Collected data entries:
┄┄┄┄┄┄┄┄┄┄

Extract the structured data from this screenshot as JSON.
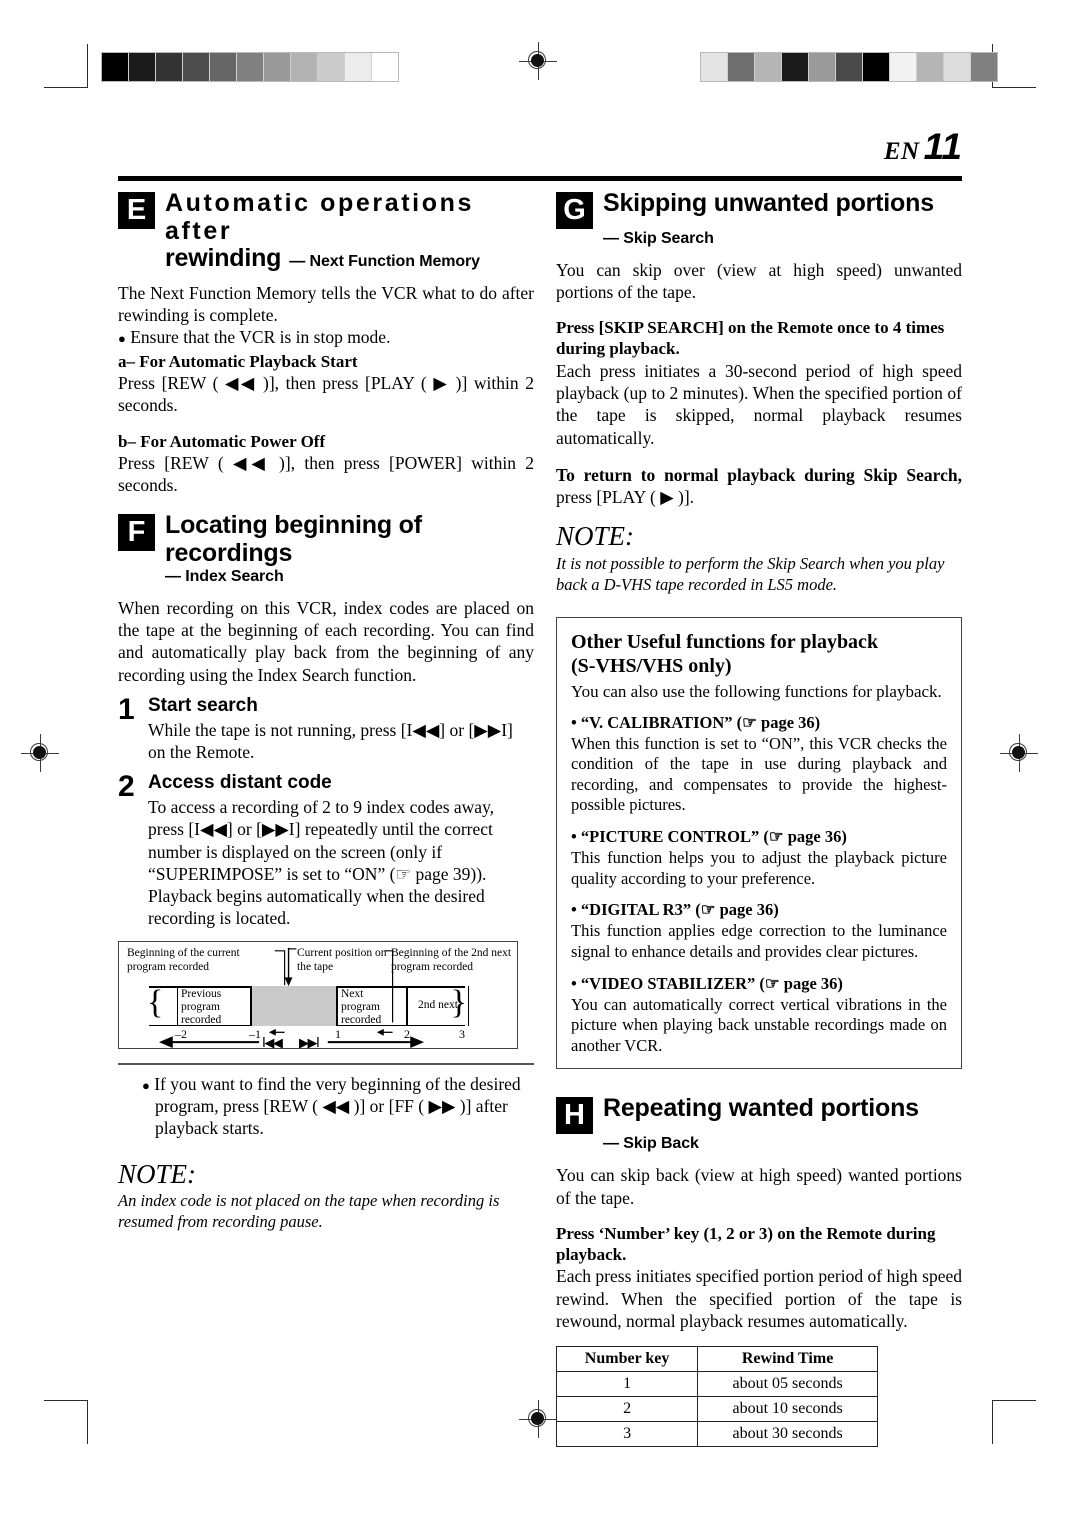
{
  "page": {
    "locale_label": "EN",
    "page_number": "11"
  },
  "printmarks": {
    "gray_bar_left": [
      "#000000",
      "#1b1b1b",
      "#333333",
      "#4d4d4d",
      "#666666",
      "#808080",
      "#999999",
      "#b3b3b3",
      "#cccccc",
      "#ececec",
      "#ffffff"
    ],
    "gray_bar_right": [
      "#e4e4e4",
      "#6e6e6e",
      "#b5b5b5",
      "#1a1a1a",
      "#9a9a9a",
      "#494949",
      "#000000",
      "#f2f2f2",
      "#b5b5b5",
      "#dcdcdc",
      "#808080"
    ],
    "registration_mark": "registration-target"
  },
  "sections": {
    "E": {
      "badge": "E",
      "title": "Automatic operations after rewinding",
      "title_line1": "Automatic  operations  after",
      "title_line2": "rewinding",
      "subtitle": "— Next Function Memory",
      "intro": "The Next Function Memory tells the VCR what to do after rewinding is complete.",
      "bullet": "Ensure that the VCR is in stop mode.",
      "items": [
        {
          "label": "a– For Automatic Playback Start",
          "text": "Press [REW ( ◀◀ )], then press [PLAY ( ▶ )] within 2 seconds."
        },
        {
          "label": "b– For Automatic Power Off",
          "text": "Press [REW ( ◀◀ )], then press [POWER] within 2 seconds."
        }
      ]
    },
    "F": {
      "badge": "F",
      "title": "Locating beginning of recordings",
      "subtitle": "— Index Search",
      "intro": "When recording on this VCR, index codes are placed on the tape at the beginning of each recording. You can find and automatically play back from the beginning of any recording using the Index Search function.",
      "steps": [
        {
          "num": "1",
          "head": "Start search",
          "text": "While the tape is not running, press [I◀◀] or [▶▶I] on the Remote."
        },
        {
          "num": "2",
          "head": "Access distant code",
          "text": "To access a recording of 2 to 9 index codes away, press [I◀◀] or [▶▶I] repeatedly until the correct number is displayed on the screen (only if “SUPERIMPOSE” is set to “ON” (☞ page 39)). Playback begins automatically when the desired recording is located."
        }
      ],
      "diagram": {
        "label_left": "Beginning of the current program recorded",
        "label_mid": "Current position on the tape",
        "label_right": "Beginning of the 2nd next program recorded",
        "segments": [
          "Previous program recorded",
          "Next program recorded",
          "2nd next"
        ],
        "ticks": [
          "–2",
          "–1",
          "1",
          "2",
          "3"
        ],
        "rew_symbol": "I◀◀",
        "ff_symbol": "▶▶I"
      },
      "bullet_after": "If you want to find the very beginning of the desired program, press [REW ( ◀◀ )] or [FF ( ▶▶ )] after playback starts.",
      "note_head": "NOTE:",
      "note_body": "An index code is not placed on the tape when recording is resumed from recording pause."
    },
    "G": {
      "badge": "G",
      "title": "Skipping unwanted portions",
      "subtitle": "— Skip Search",
      "intro": "You can skip over (view at high speed) unwanted portions of the tape.",
      "instruction_bold": "Press [SKIP SEARCH] on the Remote once to 4 times during playback.",
      "instruction_body": "Each press initiates a 30-second period of high speed playback (up to 2 minutes). When the specified portion of the tape is skipped, normal playback resumes automatically.",
      "return_bold": "To return to normal playback during Skip Search,",
      "return_rest": " press [PLAY ( ▶ )].",
      "note_head": "NOTE:",
      "note_body": "It is not possible to perform the Skip Search when you play back a D-VHS tape recorded in LS5 mode."
    },
    "other_functions_box": {
      "title_line1": "Other Useful functions for playback",
      "title_line2": "(S-VHS/VHS only)",
      "lead": "You can also use the following functions for playback.",
      "functions": [
        {
          "name": "• “V. CALIBRATION” (☞ page 36)",
          "body": "When this function is set to “ON”, this VCR checks the condition of the tape in use during playback and recording, and compensates to provide the highest-possible pictures."
        },
        {
          "name": "• “PICTURE CONTROL” (☞ page 36)",
          "body": "This function helps you to adjust the playback picture quality according to your preference."
        },
        {
          "name": "• “DIGITAL R3” (☞ page 36)",
          "body": "This function applies edge correction to the luminance signal to enhance details and provides clear pictures."
        },
        {
          "name": "• “VIDEO STABILIZER” (☞ page 36)",
          "body": "You can automatically correct vertical vibrations in the picture when playing back unstable recordings made on another VCR."
        }
      ]
    },
    "H": {
      "badge": "H",
      "title": "Repeating wanted portions",
      "subtitle": "— Skip Back",
      "intro": "You can skip back (view at high speed) wanted portions of the tape.",
      "instruction_bold": "Press ‘Number’ key (1, 2 or 3) on the Remote during playback.",
      "instruction_body": "Each press initiates specified portion period of high speed rewind. When the specified portion of the tape is rewound, normal playback resumes automatically.",
      "table": {
        "headers": [
          "Number key",
          "Rewind Time"
        ],
        "rows": [
          [
            "1",
            "about 05 seconds"
          ],
          [
            "2",
            "about 10 seconds"
          ],
          [
            "3",
            "about 30 seconds"
          ]
        ]
      }
    }
  }
}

┄┄┄┄┄┄┄┄┄┄

#### Objective
Every line of the material is to be quoted exactly, with no pictures carried over.

#### Correct response
Extract the structured data from this screenshot as JSON.
{
  "page": {
    "locale_label": "EN",
    "page_number": "11"
  },
  "printmarks": {
    "gray_bar_left": [
      "#000000",
      "#1b1b1b",
      "#333333",
      "#4d4d4d",
      "#666666",
      "#808080",
      "#999999",
      "#b3b3b3",
      "#cccccc",
      "#ececec",
      "#ffffff"
    ],
    "gray_bar_right": [
      "#e4e4e4",
      "#6e6e6e",
      "#b5b5b5",
      "#1a1a1a",
      "#9a9a9a",
      "#494949",
      "#000000",
      "#f2f2f2",
      "#b5b5b5",
      "#dcdcdc",
      "#808080"
    ],
    "registration_mark": "registration-target"
  },
  "sections": {
    "E": {
      "badge": "E",
      "title": "Automatic operations after rewinding",
      "title_line1": "Automatic  operations  after",
      "title_line2": "rewinding",
      "subtitle": "— Next Function Memory",
      "intro": "The Next Function Memory tells the VCR what to do after rewinding is complete.",
      "bullet": "Ensure that the VCR is in stop mode.",
      "items": [
        {
          "label": "a– For Automatic Playback Start",
          "text": "Press [REW ( ◀◀ )], then press [PLAY ( ▶ )] within 2 seconds."
        },
        {
          "label": "b– For Automatic Power Off",
          "text": "Press [REW ( ◀◀ )], then press [POWER] within 2 seconds."
        }
      ]
    },
    "F": {
      "badge": "F",
      "title": "Locating beginning of recordings",
      "subtitle": "— Index Search",
      "intro": "When recording on this VCR, index codes are placed on the tape at the beginning of each recording. You can find and automatically play back from the beginning of any recording using the Index Search function.",
      "steps": [
        {
          "num": "1",
          "head": "Start search",
          "text": "While the tape is not running, press [I◀◀] or [▶▶I] on the Remote."
        },
        {
          "num": "2",
          "head": "Access distant code",
          "text": "To access a recording of 2 to 9 index codes away, press [I◀◀] or [▶▶I] repeatedly until the correct number is displayed on the screen (only if “SUPERIMPOSE” is set to “ON” (☞ page 39)). Playback begins automatically when the desired recording is located."
        }
      ],
      "diagram": {
        "label_left": "Beginning of the current program recorded",
        "label_mid": "Current position on the tape",
        "label_right": "Beginning of the 2nd next program recorded",
        "segments": [
          "Previous program recorded",
          "Next program recorded",
          "2nd next"
        ],
        "ticks": [
          "–2",
          "–1",
          "1",
          "2",
          "3"
        ],
        "rew_symbol": "I◀◀",
        "ff_symbol": "▶▶I"
      },
      "bullet_after": "If you want to find the very beginning of the desired program, press [REW ( ◀◀ )] or [FF ( ▶▶ )] after playback starts.",
      "note_head": "NOTE:",
      "note_body": "An index code is not placed on the tape when recording is resumed from recording pause."
    },
    "G": {
      "badge": "G",
      "title": "Skipping unwanted portions",
      "subtitle": "— Skip Search",
      "intro": "You can skip over (view at high speed) unwanted portions of the tape.",
      "instruction_bold": "Press [SKIP SEARCH] on the Remote once to 4 times during playback.",
      "instruction_body": "Each press initiates a 30-second period of high speed playback (up to 2 minutes). When the specified portion of the tape is skipped, normal playback resumes automatically.",
      "return_bold": "To return to normal playback during Skip Search,",
      "return_rest": " press [PLAY ( ▶ )].",
      "note_head": "NOTE:",
      "note_body": "It is not possible to perform the Skip Search when you play back a D-VHS tape recorded in LS5 mode."
    },
    "other_functions_box": {
      "title_line1": "Other Useful functions for playback",
      "title_line2": "(S-VHS/VHS only)",
      "lead": "You can also use the following functions for playback.",
      "functions": [
        {
          "name": "• “V. CALIBRATION” (☞ page 36)",
          "body": "When this function is set to “ON”, this VCR checks the condition of the tape in use during playback and recording, and compensates to provide the highest-possible pictures."
        },
        {
          "name": "• “PICTURE CONTROL” (☞ page 36)",
          "body": "This function helps you to adjust the playback picture quality according to your preference."
        },
        {
          "name": "• “DIGITAL R3” (☞ page 36)",
          "body": "This function applies edge correction to the luminance signal to enhance details and provides clear pictures."
        },
        {
          "name": "• “VIDEO STABILIZER” (☞ page 36)",
          "body": "You can automatically correct vertical vibrations in the picture when playing back unstable recordings made on another VCR."
        }
      ]
    },
    "H": {
      "badge": "H",
      "title": "Repeating wanted portions",
      "subtitle": "— Skip Back",
      "intro": "You can skip back (view at high speed) wanted portions of the tape.",
      "instruction_bold": "Press ‘Number’ key (1, 2 or 3) on the Remote during playback.",
      "instruction_body": "Each press initiates specified portion period of high speed rewind. When the specified portion of the tape is rewound, normal playback resumes automatically.",
      "table": {
        "headers": [
          "Number key",
          "Rewind Time"
        ],
        "rows": [
          [
            "1",
            "about 05 seconds"
          ],
          [
            "2",
            "about 10 seconds"
          ],
          [
            "3",
            "about 30 seconds"
          ]
        ]
      }
    }
  }
}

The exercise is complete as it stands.